Tell how many lines in the data below hold the string "Pierre"; give nothing but the number.

[Dataset excerpt]
--- START ---
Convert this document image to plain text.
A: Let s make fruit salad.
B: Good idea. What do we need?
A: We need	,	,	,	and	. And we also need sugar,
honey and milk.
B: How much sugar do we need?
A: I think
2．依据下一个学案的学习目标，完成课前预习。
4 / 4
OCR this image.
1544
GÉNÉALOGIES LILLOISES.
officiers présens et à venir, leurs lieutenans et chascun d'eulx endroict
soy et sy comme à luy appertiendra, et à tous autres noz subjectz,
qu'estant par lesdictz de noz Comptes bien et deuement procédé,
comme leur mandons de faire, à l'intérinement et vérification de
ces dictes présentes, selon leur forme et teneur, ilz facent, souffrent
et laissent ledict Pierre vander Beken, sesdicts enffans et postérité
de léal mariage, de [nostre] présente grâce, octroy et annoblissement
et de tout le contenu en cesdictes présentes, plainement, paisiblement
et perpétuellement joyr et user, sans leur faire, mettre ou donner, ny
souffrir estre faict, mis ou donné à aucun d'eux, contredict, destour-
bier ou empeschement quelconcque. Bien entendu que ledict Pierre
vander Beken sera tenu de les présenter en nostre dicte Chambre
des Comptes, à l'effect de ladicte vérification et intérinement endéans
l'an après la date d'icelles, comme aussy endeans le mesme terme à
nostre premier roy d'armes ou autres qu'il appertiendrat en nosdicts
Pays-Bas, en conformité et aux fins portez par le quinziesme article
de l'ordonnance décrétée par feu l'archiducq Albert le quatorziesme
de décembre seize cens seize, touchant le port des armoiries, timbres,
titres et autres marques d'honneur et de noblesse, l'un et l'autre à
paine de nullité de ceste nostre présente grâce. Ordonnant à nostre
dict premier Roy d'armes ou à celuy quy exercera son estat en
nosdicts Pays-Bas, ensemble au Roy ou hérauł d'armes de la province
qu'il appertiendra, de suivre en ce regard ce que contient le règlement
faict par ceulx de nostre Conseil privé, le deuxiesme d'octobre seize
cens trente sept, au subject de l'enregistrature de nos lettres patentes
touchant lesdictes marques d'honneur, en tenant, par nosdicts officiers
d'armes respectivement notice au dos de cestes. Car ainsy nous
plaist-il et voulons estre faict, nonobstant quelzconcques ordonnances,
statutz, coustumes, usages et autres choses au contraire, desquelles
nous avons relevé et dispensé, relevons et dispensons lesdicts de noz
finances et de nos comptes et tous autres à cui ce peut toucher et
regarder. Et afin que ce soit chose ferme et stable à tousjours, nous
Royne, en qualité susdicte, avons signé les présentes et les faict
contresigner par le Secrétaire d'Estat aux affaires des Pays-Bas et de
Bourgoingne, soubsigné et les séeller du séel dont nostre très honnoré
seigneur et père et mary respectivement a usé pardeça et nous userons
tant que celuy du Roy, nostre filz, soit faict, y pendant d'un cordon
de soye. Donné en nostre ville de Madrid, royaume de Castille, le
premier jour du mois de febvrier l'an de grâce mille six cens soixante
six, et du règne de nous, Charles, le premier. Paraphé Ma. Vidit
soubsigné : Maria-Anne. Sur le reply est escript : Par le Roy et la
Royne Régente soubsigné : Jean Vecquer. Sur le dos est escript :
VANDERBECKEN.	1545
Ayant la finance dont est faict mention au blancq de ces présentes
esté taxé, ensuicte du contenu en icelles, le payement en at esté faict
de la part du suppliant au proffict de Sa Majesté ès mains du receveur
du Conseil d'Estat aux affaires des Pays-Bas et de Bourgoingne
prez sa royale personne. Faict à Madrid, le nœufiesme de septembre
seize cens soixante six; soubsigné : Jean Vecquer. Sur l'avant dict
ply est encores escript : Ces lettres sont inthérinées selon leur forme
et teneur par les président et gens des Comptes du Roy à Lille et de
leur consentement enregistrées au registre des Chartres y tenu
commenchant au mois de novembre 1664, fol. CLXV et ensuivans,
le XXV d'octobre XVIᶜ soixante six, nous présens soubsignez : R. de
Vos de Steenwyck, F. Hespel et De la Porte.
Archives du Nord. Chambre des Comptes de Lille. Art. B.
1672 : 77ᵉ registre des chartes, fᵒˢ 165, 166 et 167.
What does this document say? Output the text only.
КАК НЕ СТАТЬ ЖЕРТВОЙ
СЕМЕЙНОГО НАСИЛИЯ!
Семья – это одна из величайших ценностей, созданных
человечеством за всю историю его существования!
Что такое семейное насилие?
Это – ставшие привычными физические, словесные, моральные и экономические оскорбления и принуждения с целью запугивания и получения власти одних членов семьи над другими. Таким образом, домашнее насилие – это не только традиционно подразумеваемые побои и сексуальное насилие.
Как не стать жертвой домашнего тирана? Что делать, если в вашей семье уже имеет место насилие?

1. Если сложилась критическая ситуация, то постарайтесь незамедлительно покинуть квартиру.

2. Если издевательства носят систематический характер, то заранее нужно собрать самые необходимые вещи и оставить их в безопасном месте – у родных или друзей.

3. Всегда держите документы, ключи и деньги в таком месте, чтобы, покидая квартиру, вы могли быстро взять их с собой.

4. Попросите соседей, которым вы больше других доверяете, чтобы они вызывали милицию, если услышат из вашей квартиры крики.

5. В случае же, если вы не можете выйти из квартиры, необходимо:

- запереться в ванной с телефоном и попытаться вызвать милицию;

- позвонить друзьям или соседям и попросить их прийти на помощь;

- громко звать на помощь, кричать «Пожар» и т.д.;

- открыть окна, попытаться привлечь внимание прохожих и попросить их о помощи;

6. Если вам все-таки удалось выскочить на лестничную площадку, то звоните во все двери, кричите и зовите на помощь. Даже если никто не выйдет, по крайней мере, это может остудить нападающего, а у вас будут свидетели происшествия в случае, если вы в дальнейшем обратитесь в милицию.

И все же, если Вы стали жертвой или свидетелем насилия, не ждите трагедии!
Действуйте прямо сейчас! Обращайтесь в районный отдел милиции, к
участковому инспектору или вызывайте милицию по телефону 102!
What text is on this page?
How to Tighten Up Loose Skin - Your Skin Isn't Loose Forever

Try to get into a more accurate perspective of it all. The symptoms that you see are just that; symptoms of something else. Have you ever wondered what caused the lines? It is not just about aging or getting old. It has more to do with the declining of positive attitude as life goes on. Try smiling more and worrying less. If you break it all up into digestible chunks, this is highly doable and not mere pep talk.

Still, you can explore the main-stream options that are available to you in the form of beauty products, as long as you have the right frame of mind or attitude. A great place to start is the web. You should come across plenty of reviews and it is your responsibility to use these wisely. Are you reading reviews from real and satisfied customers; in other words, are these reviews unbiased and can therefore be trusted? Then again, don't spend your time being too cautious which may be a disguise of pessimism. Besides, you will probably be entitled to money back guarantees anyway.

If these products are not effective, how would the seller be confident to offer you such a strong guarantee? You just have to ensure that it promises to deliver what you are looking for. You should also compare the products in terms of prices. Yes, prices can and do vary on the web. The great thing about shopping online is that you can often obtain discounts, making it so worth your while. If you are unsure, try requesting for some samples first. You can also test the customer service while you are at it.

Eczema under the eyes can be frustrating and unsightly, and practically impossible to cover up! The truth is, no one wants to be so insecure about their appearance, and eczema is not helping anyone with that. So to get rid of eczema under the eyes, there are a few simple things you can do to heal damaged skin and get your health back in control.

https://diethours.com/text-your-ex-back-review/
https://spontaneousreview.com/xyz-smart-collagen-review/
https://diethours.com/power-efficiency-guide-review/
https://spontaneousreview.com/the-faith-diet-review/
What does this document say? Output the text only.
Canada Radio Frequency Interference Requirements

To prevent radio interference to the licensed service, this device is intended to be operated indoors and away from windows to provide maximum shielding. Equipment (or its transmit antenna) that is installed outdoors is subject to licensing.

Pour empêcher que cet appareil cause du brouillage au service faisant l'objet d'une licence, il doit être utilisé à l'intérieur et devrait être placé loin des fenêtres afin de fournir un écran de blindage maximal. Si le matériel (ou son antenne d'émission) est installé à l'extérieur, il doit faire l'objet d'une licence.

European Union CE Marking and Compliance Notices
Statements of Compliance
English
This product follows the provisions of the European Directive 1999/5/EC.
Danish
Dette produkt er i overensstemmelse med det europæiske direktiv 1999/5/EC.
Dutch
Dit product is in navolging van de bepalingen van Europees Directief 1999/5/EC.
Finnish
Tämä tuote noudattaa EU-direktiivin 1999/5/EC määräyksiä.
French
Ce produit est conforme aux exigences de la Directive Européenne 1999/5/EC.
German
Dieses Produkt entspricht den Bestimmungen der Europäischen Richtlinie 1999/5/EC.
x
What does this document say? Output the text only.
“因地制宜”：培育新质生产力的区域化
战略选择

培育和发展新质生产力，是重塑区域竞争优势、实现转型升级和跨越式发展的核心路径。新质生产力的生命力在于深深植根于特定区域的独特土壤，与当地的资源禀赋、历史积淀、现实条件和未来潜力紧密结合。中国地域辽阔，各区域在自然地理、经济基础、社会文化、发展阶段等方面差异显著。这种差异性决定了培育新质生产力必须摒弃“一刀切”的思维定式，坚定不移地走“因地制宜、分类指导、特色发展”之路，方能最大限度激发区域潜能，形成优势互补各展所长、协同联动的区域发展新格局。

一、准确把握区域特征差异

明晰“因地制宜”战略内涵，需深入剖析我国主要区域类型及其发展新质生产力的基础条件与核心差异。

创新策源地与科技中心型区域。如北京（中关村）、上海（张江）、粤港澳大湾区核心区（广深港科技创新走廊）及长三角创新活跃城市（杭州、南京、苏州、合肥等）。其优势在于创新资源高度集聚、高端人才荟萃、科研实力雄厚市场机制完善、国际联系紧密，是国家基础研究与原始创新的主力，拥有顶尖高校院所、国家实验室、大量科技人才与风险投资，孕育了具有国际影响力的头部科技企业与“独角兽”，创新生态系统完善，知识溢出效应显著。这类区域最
--- END ---
» **Response to this exercise**: 2